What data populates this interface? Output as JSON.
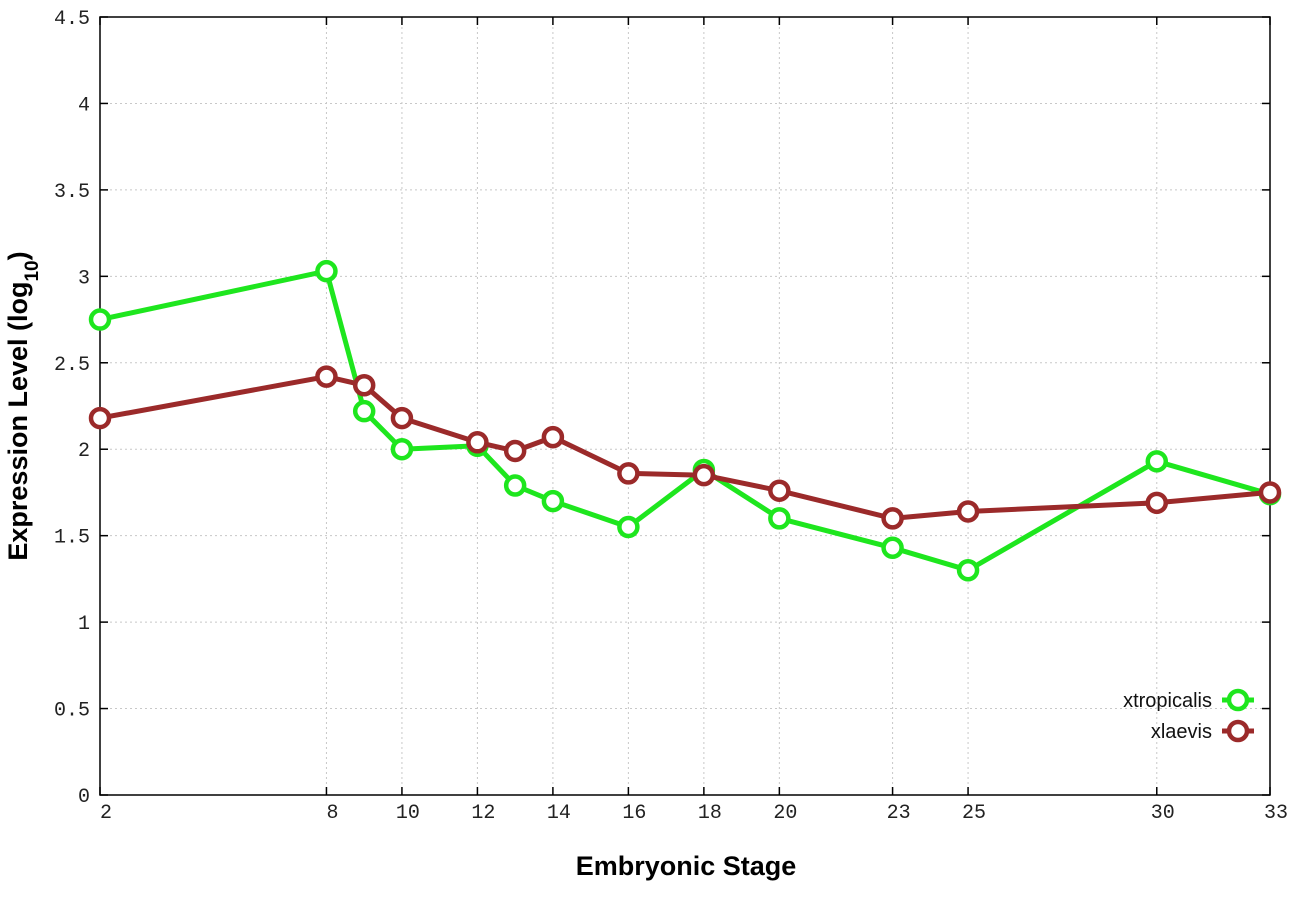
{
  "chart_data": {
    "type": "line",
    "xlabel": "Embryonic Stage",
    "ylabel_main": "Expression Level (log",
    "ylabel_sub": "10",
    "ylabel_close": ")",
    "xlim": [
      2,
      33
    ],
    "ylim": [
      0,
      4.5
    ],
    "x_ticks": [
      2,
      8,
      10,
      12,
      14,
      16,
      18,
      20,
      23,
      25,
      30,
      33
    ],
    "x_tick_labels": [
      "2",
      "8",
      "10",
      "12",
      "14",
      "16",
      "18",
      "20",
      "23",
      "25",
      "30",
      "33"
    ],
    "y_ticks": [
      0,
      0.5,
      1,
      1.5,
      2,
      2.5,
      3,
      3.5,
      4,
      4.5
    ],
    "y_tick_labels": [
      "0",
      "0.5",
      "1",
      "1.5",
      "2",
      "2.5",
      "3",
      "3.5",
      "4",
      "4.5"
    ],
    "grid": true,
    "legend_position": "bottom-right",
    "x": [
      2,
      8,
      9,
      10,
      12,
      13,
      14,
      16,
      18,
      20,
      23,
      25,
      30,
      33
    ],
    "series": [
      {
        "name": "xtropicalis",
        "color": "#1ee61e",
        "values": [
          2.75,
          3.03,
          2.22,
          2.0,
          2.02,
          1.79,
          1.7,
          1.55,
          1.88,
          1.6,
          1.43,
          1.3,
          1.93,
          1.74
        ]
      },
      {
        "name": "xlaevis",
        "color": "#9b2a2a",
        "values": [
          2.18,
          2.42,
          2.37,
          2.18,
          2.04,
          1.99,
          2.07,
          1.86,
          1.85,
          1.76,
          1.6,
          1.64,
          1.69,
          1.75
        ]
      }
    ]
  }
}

+ + +

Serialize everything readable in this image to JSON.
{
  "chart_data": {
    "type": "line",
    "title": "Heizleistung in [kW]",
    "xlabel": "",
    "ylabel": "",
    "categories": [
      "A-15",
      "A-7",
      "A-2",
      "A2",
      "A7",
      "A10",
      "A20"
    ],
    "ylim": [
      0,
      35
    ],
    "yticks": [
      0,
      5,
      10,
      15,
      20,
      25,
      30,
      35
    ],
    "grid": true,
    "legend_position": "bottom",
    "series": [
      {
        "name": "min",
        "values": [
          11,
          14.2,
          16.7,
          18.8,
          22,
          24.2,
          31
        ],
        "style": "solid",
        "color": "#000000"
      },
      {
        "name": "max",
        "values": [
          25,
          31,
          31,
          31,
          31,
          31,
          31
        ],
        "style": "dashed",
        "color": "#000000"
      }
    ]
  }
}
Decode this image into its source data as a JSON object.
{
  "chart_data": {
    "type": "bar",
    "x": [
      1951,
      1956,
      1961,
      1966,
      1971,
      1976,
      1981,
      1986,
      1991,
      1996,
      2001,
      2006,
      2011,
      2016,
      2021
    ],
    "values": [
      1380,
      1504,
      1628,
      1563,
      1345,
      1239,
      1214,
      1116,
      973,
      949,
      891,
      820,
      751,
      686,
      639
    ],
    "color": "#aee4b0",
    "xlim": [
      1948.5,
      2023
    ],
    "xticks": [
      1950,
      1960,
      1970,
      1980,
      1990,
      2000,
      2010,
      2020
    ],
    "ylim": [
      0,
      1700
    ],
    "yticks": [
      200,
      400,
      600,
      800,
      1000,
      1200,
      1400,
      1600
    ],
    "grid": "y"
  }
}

+ + +

▶ WHAT YOU WILL DO
From the material given, work out how many lines hold the string "bottom"; state that number and nothing further.

▶ RESULT BELOW
2